GIVEN INFORMATION:
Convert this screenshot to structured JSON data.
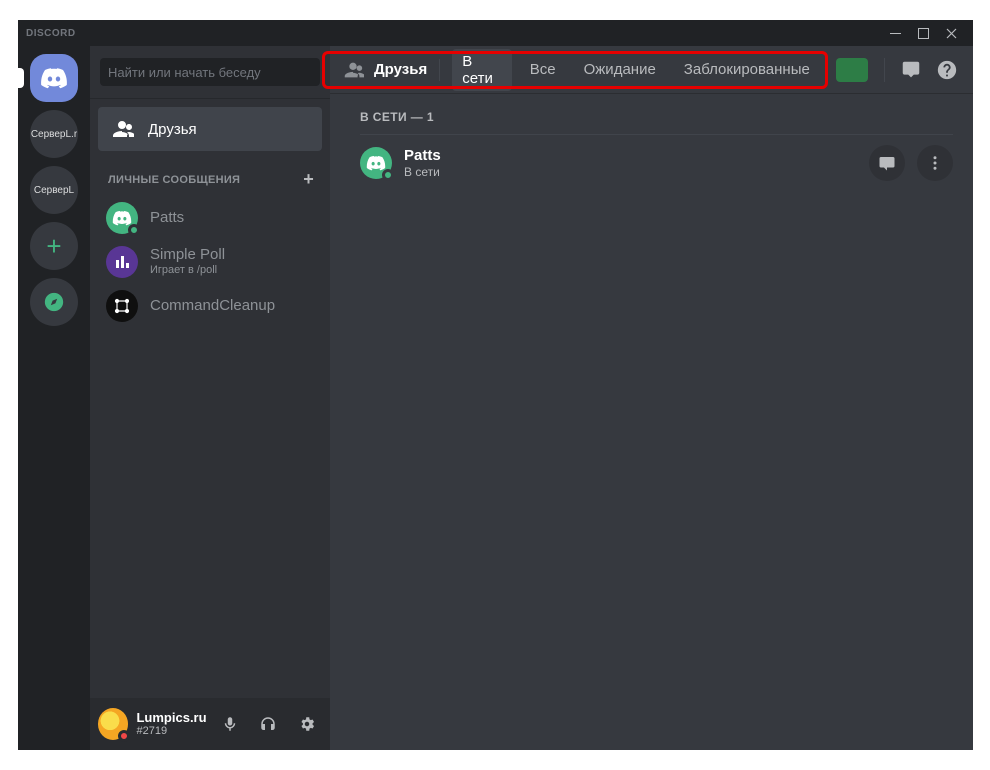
{
  "window": {
    "brand": "DISCORD"
  },
  "servers": {
    "s1": "СерверL.r",
    "s2": "СерверL"
  },
  "search": {
    "placeholder": "Найти или начать беседу"
  },
  "nav": {
    "friends_label": "Друзья"
  },
  "dm": {
    "header": "ЛИЧНЫЕ СООБЩЕНИЯ",
    "items": [
      {
        "name": "Patts",
        "sub": ""
      },
      {
        "name": "Simple Poll",
        "sub": "Играет в /poll"
      },
      {
        "name": "CommandCleanup",
        "sub": ""
      }
    ]
  },
  "user": {
    "name": "Lumpics.ru",
    "tag": "#2719"
  },
  "topbar": {
    "friends_label": "Друзья",
    "tabs": {
      "online": "В сети",
      "all": "Все",
      "pending": "Ожидание",
      "blocked": "Заблокированные"
    }
  },
  "friends": {
    "section_title": "В СЕТИ — 1",
    "list": [
      {
        "name": "Patts",
        "status": "В сети"
      }
    ]
  }
}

WHAT IS NEEDED:
Looking at the data above, show all lines where the word "name" occurs.

ANSWER TO THE TASK:
        "name": "Patts",
        "name": "Simple Poll",
        "name": "CommandCleanup",
    "name": "Lumpics.ru",
        "name": "Patts",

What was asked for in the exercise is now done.